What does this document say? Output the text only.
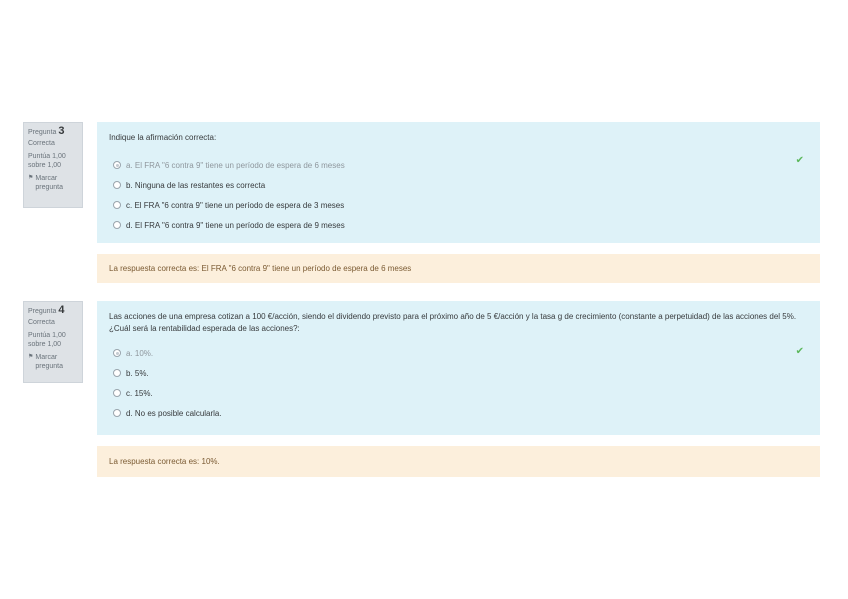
Pregunta 3
Correcta
Puntúa 1,00 sobre 1,00
⚑ Marcar pregunta
Indique la afirmación correcta:
a. El FRA "6 contra 9" tiene un período de espera de 6 meses
b. Ninguna de las restantes es correcta
c. El FRA "6 contra 9" tiene un período de espera de 3 meses
d. El FRA "6 contra 9" tiene un período de espera de 9 meses
✔
La respuesta correcta es: El FRA "6 contra 9" tiene un período de espera de 6 meses
Pregunta 4
Correcta
Puntúa 1,00 sobre 1,00
⚑ Marcar pregunta
Las acciones de una empresa cotizan a 100 €/acción, siendo el dividendo previsto para el próximo año de 5 €/acción y la tasa g de crecimiento (constante a perpetuidad) de las acciones del 5%. ¿Cuál será la rentabilidad esperada de las acciones?:
a. 10%.
b. 5%.
c. 15%.
d. No es posible calcularla.
✔
La respuesta correcta es: 10%.
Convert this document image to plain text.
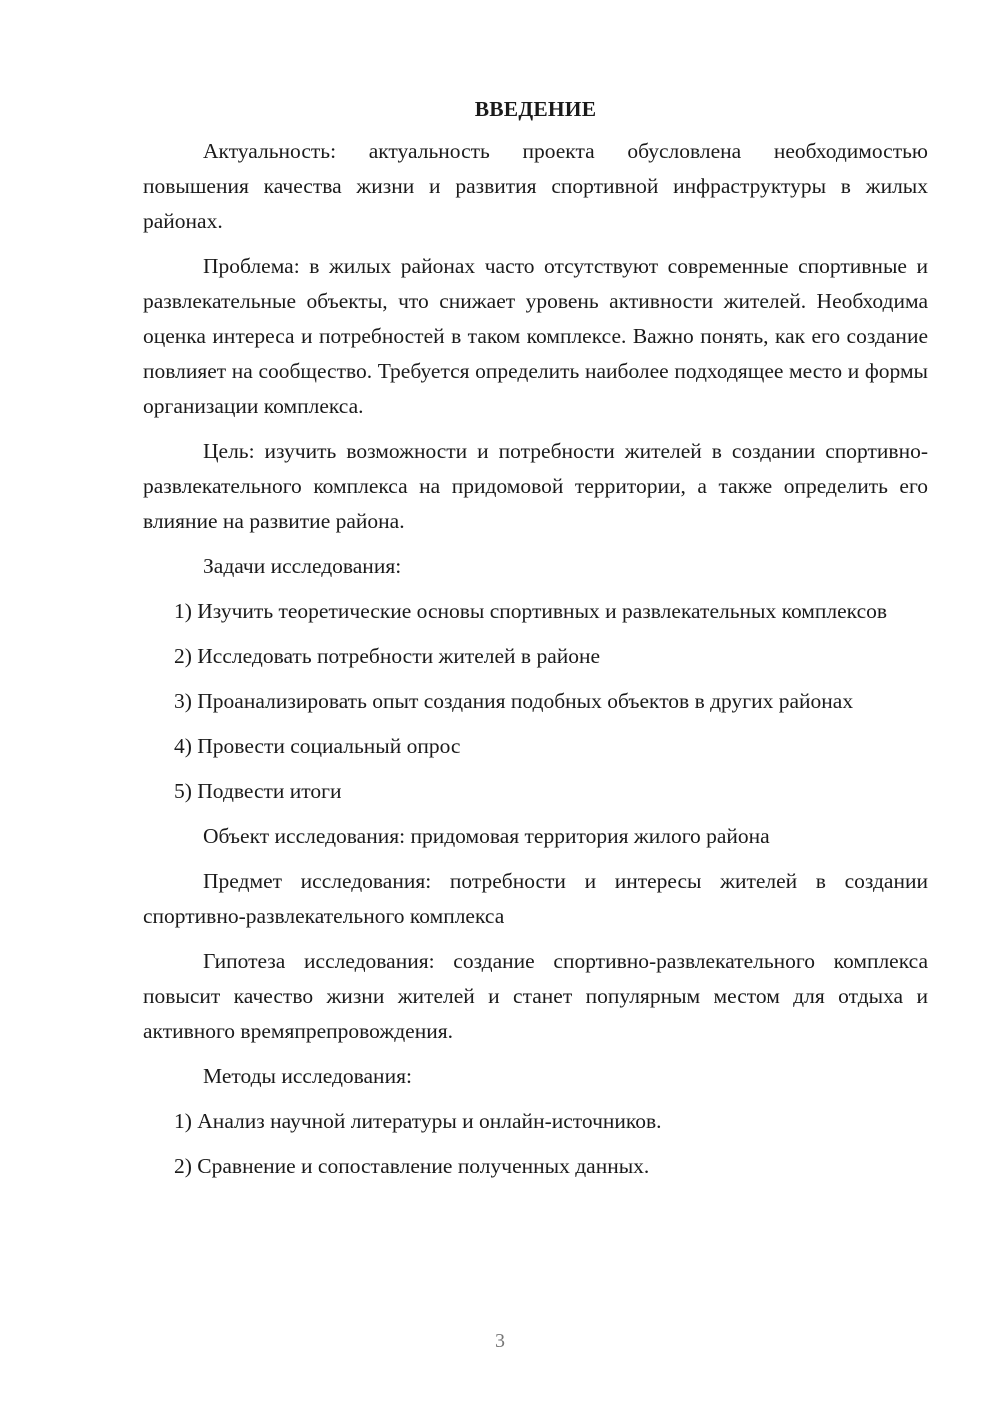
ВВЕДЕНИЕ

Актуальность: актуальность проекта обусловлена необходимостью повышения качества жизни и развития спортивной инфраструктуры в жилых районах.

Проблема: в жилых районах часто отсутствуют современные спортивные и развлекательные объекты, что снижает уровень активности жителей. Необходима оценка интереса и потребностей в таком комплексе. Важно понять, как его создание повлияет на сообщество. Требуется определить наиболее подходящее место и формы организации комплекса.

Цель: изучить возможности и потребности жителей в создании спортивно-развлекательного комплекса на придомовой территории, а также определить его влияние на развитие района.

Задачи исследования:

1) Изучить теоретические основы спортивных и развлекательных комплексов

2) Исследовать потребности жителей в районе

3) Проанализировать опыт создания подобных объектов в других районах

4) Провести социальный опрос

5) Подвести итоги

Объект исследования: придомовая территория жилого района

Предмет исследования: потребности и интересы жителей в создании спортивно-развлекательного комплекса

Гипотеза исследования: создание спортивно-развлекательного комплекса повысит качество жизни жителей и станет популярным местом для отдыха и активного времяпрепровождения.

Методы исследования:

1) Анализ научной литературы и онлайн-источников.

2) Сравнение и сопоставление полученных данных.

3
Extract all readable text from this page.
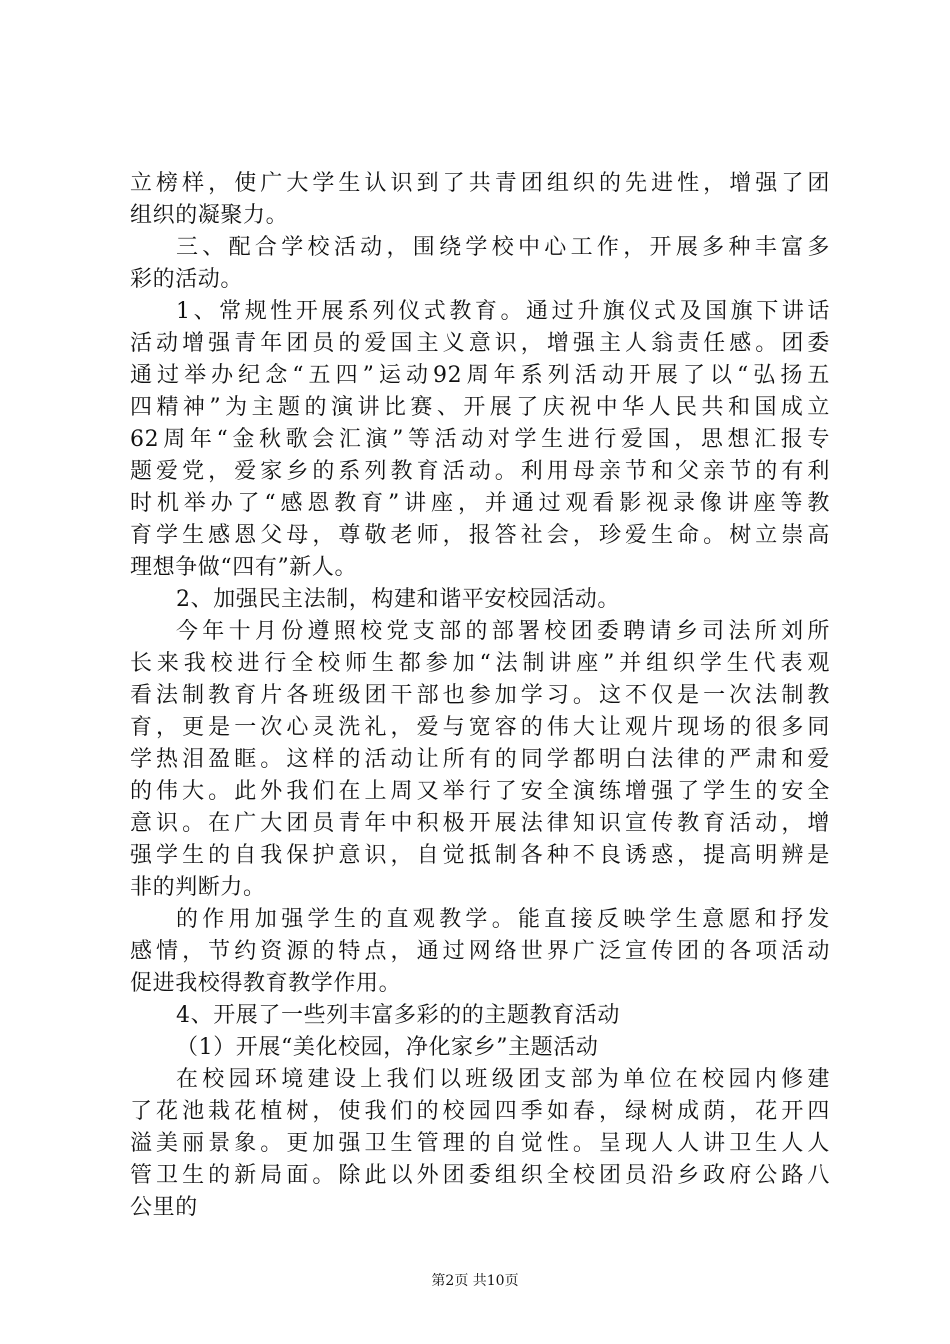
立榜样，使广大学生认识到了共青团组织的先进性，增强了团
组织的凝聚力。
三、配合学校活动，围绕学校中心工作，开展多种丰富多
彩的活动。
1、常规性开展系列仪式教育。通过升旗仪式及国旗下讲话
活动增强青年团员的爱国主义意识，增强主人翁责任感。团委
通过举办纪念“五四”运动92周年系列活动开展了以“弘扬五
四精神”为主题的演讲比赛、开展了庆祝中华人民共和国成立
62周年“金秋歌会汇演”等活动对学生进行爱国，思想汇报专
题爱党，爱家乡的系列教育活动。利用母亲节和父亲节的有利
时机举办了“感恩教育”讲座，并通过观看影视录像讲座等教
育学生感恩父母，尊敬老师，报答社会，珍爱生命。树立崇高
理想争做“四有”新人。
2、加强民主法制，构建和谐平安校园活动。
今年十月份遵照校党支部的部署校团委聘请乡司法所刘所
长来我校进行全校师生都参加“法制讲座”并组织学生代表观
看法制教育片各班级团干部也参加学习。这不仅是一次法制教
育，更是一次心灵洗礼，爱与宽容的伟大让观片现场的很多同
学热泪盈眶。这样的活动让所有的同学都明白法律的严肃和爱
的伟大。此外我们在上周又举行了安全演练增强了学生的安全
意识。在广大团员青年中积极开展法律知识宣传教育活动，增
强学生的自我保护意识，自觉抵制各种不良诱惑，提高明辨是
非的判断力。
的作用加强学生的直观教学。能直接反映学生意愿和抒发
感情，节约资源的特点，通过网络世界广泛宣传团的各项活动
促进我校得教育教学作用。
4、开展了一些列丰富多彩的的主题教育活动
（1）开展“美化校园，净化家乡”主题活动
在校园环境建设上我们以班级团支部为单位在校园内修建
了花池栽花植树，使我们的校园四季如春，绿树成荫，花开四
溢美丽景象。更加强卫生管理的自觉性。呈现人人讲卫生人人
管卫生的新局面。除此以外团委组织全校团员沿乡政府公路八
公里的
第2页 共10页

### Written exercise
The records above need to be given again exactly. Omit the pictures.

### Full answer
What does this document say? Output the text only.
Pregunta 3
Correcta
Puntúa 1,00 sobre 1,00
⚑ Marcar pregunta
Indique la afirmación correcta:
a. El FRA "6 contra 9" tiene un período de espera de 6 meses
b. Ninguna de las restantes es correcta
c. El FRA "6 contra 9" tiene un período de espera de 3 meses
d. El FRA "6 contra 9" tiene un período de espera de 9 meses
✔
La respuesta correcta es: El FRA "6 contra 9" tiene un período de espera de 6 meses
Pregunta 4
Correcta
Puntúa 1,00 sobre 1,00
⚑ Marcar pregunta
Las acciones de una empresa cotizan a 100 €/acción, siendo el dividendo previsto para el próximo año de 5 €/acción y la tasa g de crecimiento (constante a perpetuidad) de las acciones del 5%. ¿Cuál será la rentabilidad esperada de las acciones?:
a. 10%.
b. 5%.
c. 15%.
d. No es posible calcularla.
✔
La respuesta correcta es: 10%.
Convert this document image to plain text.
ВВЕДЕНИЕ

Актуальность: актуальность проекта обусловлена необходимостью повышения качества жизни и развития спортивной инфраструктуры в жилых районах.

Проблема: в жилых районах часто отсутствуют современные спортивные и развлекательные объекты, что снижает уровень активности жителей. Необходима оценка интереса и потребностей в таком комплексе. Важно понять, как его создание повлияет на сообщество. Требуется определить наиболее подходящее место и формы организации комплекса.

Цель: изучить возможности и потребности жителей в создании спортивно-развлекательного комплекса на придомовой территории, а также определить его влияние на развитие района.

Задачи исследования:

1) Изучить теоретические основы спортивных и развлекательных комплексов

2) Исследовать потребности жителей в районе

3) Проанализировать опыт создания подобных объектов в других районах

4) Провести социальный опрос

5) Подвести итоги

Объект исследования: придомовая территория жилого района

Предмет исследования: потребности и интересы жителей в создании спортивно-развлекательного комплекса

Гипотеза исследования: создание спортивно-развлекательного комплекса повысит качество жизни жителей и станет популярным местом для отдыха и активного времяпрепровождения.

Методы исследования:

1) Анализ научной литературы и онлайн-источников.

2) Сравнение и сопоставление полученных данных.

3
Extract all readable text from this page.
立榜样，使广大学生认识到了共青团组织的先进性，增强了团
组织的凝聚力。
三、配合学校活动，围绕学校中心工作，开展多种丰富多
彩的活动。
1、常规性开展系列仪式教育。通过升旗仪式及国旗下讲话
活动增强青年团员的爱国主义意识，增强主人翁责任感。团委
通过举办纪念“五四”运动92周年系列活动开展了以“弘扬五
四精神”为主题的演讲比赛、开展了庆祝中华人民共和国成立
62周年“金秋歌会汇演”等活动对学生进行爱国，思想汇报专
题爱党，爱家乡的系列教育活动。利用母亲节和父亲节的有利
时机举办了“感恩教育”讲座，并通过观看影视录像讲座等教
育学生感恩父母，尊敬老师，报答社会，珍爱生命。树立崇高
理想争做“四有”新人。
2、加强民主法制，构建和谐平安校园活动。
今年十月份遵照校党支部的部署校团委聘请乡司法所刘所
长来我校进行全校师生都参加“法制讲座”并组织学生代表观
看法制教育片各班级团干部也参加学习。这不仅是一次法制教
育，更是一次心灵洗礼，爱与宽容的伟大让观片现场的很多同
学热泪盈眶。这样的活动让所有的同学都明白法律的严肃和爱
的伟大。此外我们在上周又举行了安全演练增强了学生的安全
意识。在广大团员青年中积极开展法律知识宣传教育活动，增
强学生的自我保护意识，自觉抵制各种不良诱惑，提高明辨是
非的判断力。
的作用加强学生的直观教学。能直接反映学生意愿和抒发
感情，节约资源的特点，通过网络世界广泛宣传团的各项活动
促进我校得教育教学作用。
4、开展了一些列丰富多彩的的主题教育活动
（1）开展“美化校园，净化家乡”主题活动
在校园环境建设上我们以班级团支部为单位在校园内修建
了花池栽花植树，使我们的校园四季如春，绿树成荫，花开四
溢美丽景象。更加强卫生管理的自觉性。呈现人人讲卫生人人
管卫生的新局面。除此以外团委组织全校团员沿乡政府公路八
公里的
第2页 共10页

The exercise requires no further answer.